- [Chart and figure data]
════════════════════

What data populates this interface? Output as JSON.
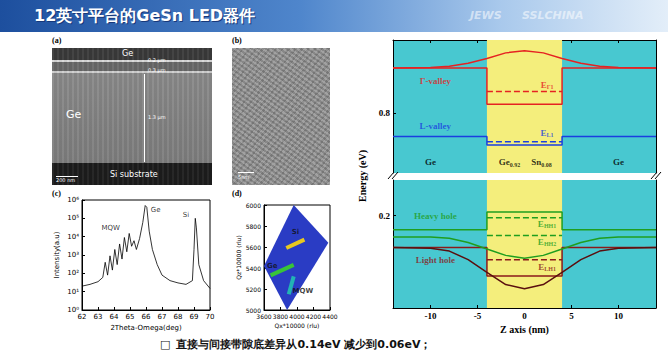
{
  "header": {
    "title": "12英寸平台的GeSn LED器件",
    "watermarks": [
      "JEWS",
      "SSLCHINA"
    ]
  },
  "panels": {
    "a": {
      "label": "(a)",
      "layer_top": "Ge",
      "layer_main": "Ge",
      "substrate": "Si substrate",
      "thickness": [
        "0.2 μm",
        "0.3 μm",
        "1.3 μm"
      ],
      "scale_bar": "200 nm"
    },
    "b": {
      "label": "(b)",
      "scale_bar": "5nm"
    },
    "c": {
      "label": "(c)"
    },
    "d": {
      "label": "(d)"
    }
  },
  "chart_data": [
    {
      "type": "line",
      "xlabel": "2Theta-Omega(deg)",
      "ylabel": "Intensity(a.u)",
      "log": "y",
      "color": "#000000",
      "grid": false,
      "x": [
        62,
        62.5,
        63,
        63.3,
        63.45,
        63.6,
        63.75,
        63.9,
        64.05,
        64.2,
        64.35,
        64.5,
        64.65,
        64.8,
        64.95,
        65.1,
        65.25,
        65.4,
        65.6,
        65.8,
        65.95,
        66.05,
        66.2,
        66.4,
        66.7,
        67,
        67.5,
        68,
        68.5,
        68.9,
        69,
        69.08,
        69.15,
        69.3,
        69.6,
        70
      ],
      "values": [
        20,
        25,
        35,
        60,
        400,
        80,
        900,
        150,
        2000,
        300,
        4000,
        600,
        9000,
        1500,
        15000,
        3000,
        6000,
        2000,
        8000,
        60000,
        500000,
        400000,
        20000,
        2000,
        300,
        80,
        40,
        30,
        25,
        40,
        2000,
        100000,
        30000,
        300,
        40,
        15
      ],
      "xlim": [
        62,
        70
      ],
      "xticks": [
        62,
        63,
        64,
        65,
        66,
        67,
        68,
        69,
        70
      ],
      "ylim": [
        1,
        1000000
      ],
      "yticks": [
        {
          "value": 1,
          "label": "10⁰"
        },
        {
          "value": 10,
          "label": "10¹"
        },
        {
          "value": 100,
          "label": "10²"
        },
        {
          "value": 1000,
          "label": "10³"
        },
        {
          "value": 10000,
          "label": "10⁴"
        },
        {
          "value": 100000,
          "label": "10⁵"
        },
        {
          "value": 1000000,
          "label": "10⁶"
        }
      ],
      "annotations": [
        {
          "text": "MQW",
          "x": 63.8,
          "y": 30000
        },
        {
          "text": "Ge",
          "x": 66.6,
          "y": 300000
        },
        {
          "text": "Si",
          "x": 68.5,
          "y": 150000
        }
      ]
    },
    {
      "type": "map",
      "xlabel": "Qx*10000 (rlu)",
      "ylabel": "Qz*10000 (rlu)",
      "grid": false,
      "xlim": [
        3600,
        4400
      ],
      "xticks": [
        3600,
        3800,
        4000,
        4200,
        4400
      ],
      "ylim": [
        5000,
        6000
      ],
      "yticks": [
        5000,
        5200,
        5400,
        5600,
        5800,
        6000
      ],
      "region": {
        "color": "#2a3cc4",
        "points": [
          [
            3600,
            5420
          ],
          [
            3960,
            6000
          ],
          [
            4380,
            5640
          ],
          [
            3880,
            5000
          ]
        ]
      },
      "features": [
        {
          "text": "Si",
          "color": "#e8c820",
          "points": [
            [
              3870,
              5590
            ],
            [
              4090,
              5670
            ]
          ],
          "x": 3980,
          "y": 5740
        },
        {
          "text": "Ge",
          "color": "#38c438",
          "points": [
            [
              3680,
              5330
            ],
            [
              3960,
              5430
            ]
          ],
          "x": 3700,
          "y": 5420
        },
        {
          "text": "MQW",
          "color": "#22b4b4",
          "points": [
            [
              3900,
              5150
            ],
            [
              3960,
              5320
            ]
          ],
          "x": 4070,
          "y": 5180
        }
      ]
    },
    {
      "type": "band",
      "xlabel": "Z axis (nm)",
      "ylabel": "Energy (eV)",
      "background": "#48c8d0",
      "xlim": [
        -14,
        14
      ],
      "xticks": [
        -10,
        -5,
        0,
        5,
        10
      ],
      "well": {
        "x": [
          -4,
          4
        ],
        "color": "#f4ee7c"
      },
      "panels": [
        {
          "ylim": [
            0.66,
            0.97
          ],
          "yticks": [
            0.8
          ],
          "series": [
            {
              "color": "#e52222",
              "line_style": "solid",
              "points": [
                [
                  -14,
                  0.905
                ],
                [
                  -4,
                  0.905
                ],
                [
                  -4,
                  0.82
                ],
                [
                  4,
                  0.82
                ],
                [
                  4,
                  0.905
                ],
                [
                  14,
                  0.905
                ]
              ]
            },
            {
              "color": "#1a3ee0",
              "line_style": "solid",
              "points": [
                [
                  -14,
                  0.745
                ],
                [
                  -4,
                  0.745
                ],
                [
                  -4,
                  0.725
                ],
                [
                  4,
                  0.725
                ],
                [
                  4,
                  0.745
                ],
                [
                  14,
                  0.745
                ]
              ]
            },
            {
              "color": "#e52222",
              "line_style": "solid",
              "points": [
                [
                  -14,
                  0.905
                ],
                [
                  -10,
                  0.906
                ],
                [
                  -8,
                  0.909
                ],
                [
                  -6,
                  0.916
                ],
                [
                  -4,
                  0.927
                ],
                [
                  -2,
                  0.94
                ],
                [
                  0,
                  0.945
                ],
                [
                  2,
                  0.94
                ],
                [
                  4,
                  0.927
                ],
                [
                  6,
                  0.916
                ],
                [
                  8,
                  0.909
                ],
                [
                  10,
                  0.906
                ],
                [
                  14,
                  0.905
                ]
              ]
            },
            {
              "color": "#e52222",
              "line_style": "dashed",
              "points": [
                [
                  -4,
                  0.85
                ],
                [
                  4,
                  0.85
                ]
              ]
            },
            {
              "color": "#1a3ee0",
              "line_style": "dashed",
              "points": [
                [
                  -4,
                  0.733
                ],
                [
                  4,
                  0.733
                ]
              ]
            }
          ],
          "annotations": [
            {
              "text": "Γ-valley",
              "color": "#e52222",
              "x": -9.5,
              "y": 0.875
            },
            {
              "text": "L-valley",
              "color": "#1a3ee0",
              "x": -9.5,
              "y": 0.77
            },
            {
              "text": "E",
              "sub": "Γ1",
              "color": "#e52222",
              "x": 2.4,
              "y": 0.865
            },
            {
              "text": "E",
              "sub": "L1",
              "color": "#1a3ee0",
              "x": 2.4,
              "y": 0.754
            },
            {
              "text": "Ge",
              "color": "#000000",
              "x": -10,
              "y": 0.685
            },
            {
              "text": "Ge",
              "color": "#000000",
              "x": 10,
              "y": 0.685
            },
            {
              "text": "Ge",
              "sub": "0.92",
              "color": "#000000",
              "x": -1.6,
              "y": 0.685
            },
            {
              "text": "Sn",
              "sub": "0.08",
              "color": "#000000",
              "x": 1.8,
              "y": 0.685
            }
          ]
        },
        {
          "ylim": [
            0.07,
            0.25
          ],
          "yticks": [
            0.2
          ],
          "series": [
            {
              "color": "#1f9e1f",
              "line_style": "solid",
              "points": [
                [
                  -14,
                  0.18
                ],
                [
                  -4,
                  0.18
                ],
                [
                  -4,
                  0.205
                ],
                [
                  4,
                  0.205
                ],
                [
                  4,
                  0.18
                ],
                [
                  14,
                  0.18
                ]
              ]
            },
            {
              "color": "#8b1a1a",
              "line_style": "solid",
              "points": [
                [
                  -14,
                  0.155
                ],
                [
                  -4,
                  0.155
                ],
                [
                  -4,
                  0.115
                ],
                [
                  4,
                  0.115
                ],
                [
                  4,
                  0.155
                ],
                [
                  14,
                  0.155
                ]
              ]
            },
            {
              "color": "#1f9e1f",
              "line_style": "solid",
              "points": [
                [
                  -14,
                  0.17
                ],
                [
                  -10,
                  0.17
                ],
                [
                  -8,
                  0.168
                ],
                [
                  -6,
                  0.162
                ],
                [
                  -4,
                  0.153
                ],
                [
                  -2,
                  0.144
                ],
                [
                  0,
                  0.14
                ],
                [
                  2,
                  0.144
                ],
                [
                  4,
                  0.153
                ],
                [
                  6,
                  0.162
                ],
                [
                  8,
                  0.168
                ],
                [
                  10,
                  0.17
                ],
                [
                  14,
                  0.17
                ]
              ]
            },
            {
              "color": "#5a0f0f",
              "line_style": "solid",
              "points": [
                [
                  -14,
                  0.155
                ],
                [
                  -10,
                  0.154
                ],
                [
                  -8,
                  0.15
                ],
                [
                  -6,
                  0.138
                ],
                [
                  -4,
                  0.12
                ],
                [
                  -2,
                  0.103
                ],
                [
                  0,
                  0.097
                ],
                [
                  2,
                  0.103
                ],
                [
                  4,
                  0.12
                ],
                [
                  6,
                  0.138
                ],
                [
                  8,
                  0.15
                ],
                [
                  10,
                  0.154
                ],
                [
                  14,
                  0.155
                ]
              ]
            },
            {
              "color": "#1f9e1f",
              "line_style": "dashed",
              "points": [
                [
                  -4,
                  0.197
                ],
                [
                  4,
                  0.197
                ]
              ]
            },
            {
              "color": "#1f9e1f",
              "line_style": "dashed",
              "points": [
                [
                  -4,
                  0.172
                ],
                [
                  4,
                  0.172
                ]
              ]
            },
            {
              "color": "#8b1a1a",
              "line_style": "dashed",
              "points": [
                [
                  -4,
                  0.138
                ],
                [
                  4,
                  0.138
                ]
              ]
            }
          ],
          "annotations": [
            {
              "text": "Heavy hole",
              "color": "#1f9e1f",
              "x": -9.5,
              "y": 0.2
            },
            {
              "text": "Light hole",
              "color": "#8b1a1a",
              "x": -9.5,
              "y": 0.137
            },
            {
              "text": "E",
              "sub": "HH1",
              "color": "#1f9e1f",
              "x": 2.4,
              "y": 0.188
            },
            {
              "text": "E",
              "sub": "HH2",
              "color": "#1f9e1f",
              "x": 2.4,
              "y": 0.163
            },
            {
              "text": "E",
              "sub": "LH1",
              "color": "#8b1a1a",
              "x": 2.4,
              "y": 0.128
            }
          ]
        }
      ]
    }
  ],
  "caption": {
    "bullet": "□",
    "text": "直接与间接带隙底差异从0.14eV 减少到0.06eV；"
  }
}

════════════════════

Search the entries for the word "ylabel" and copy every line that has it.

      "ylabel": "Intensity(a.u)",
      "ylabel": "Qz*10000 (rlu)",
      "ylabel": "Energy (eV)",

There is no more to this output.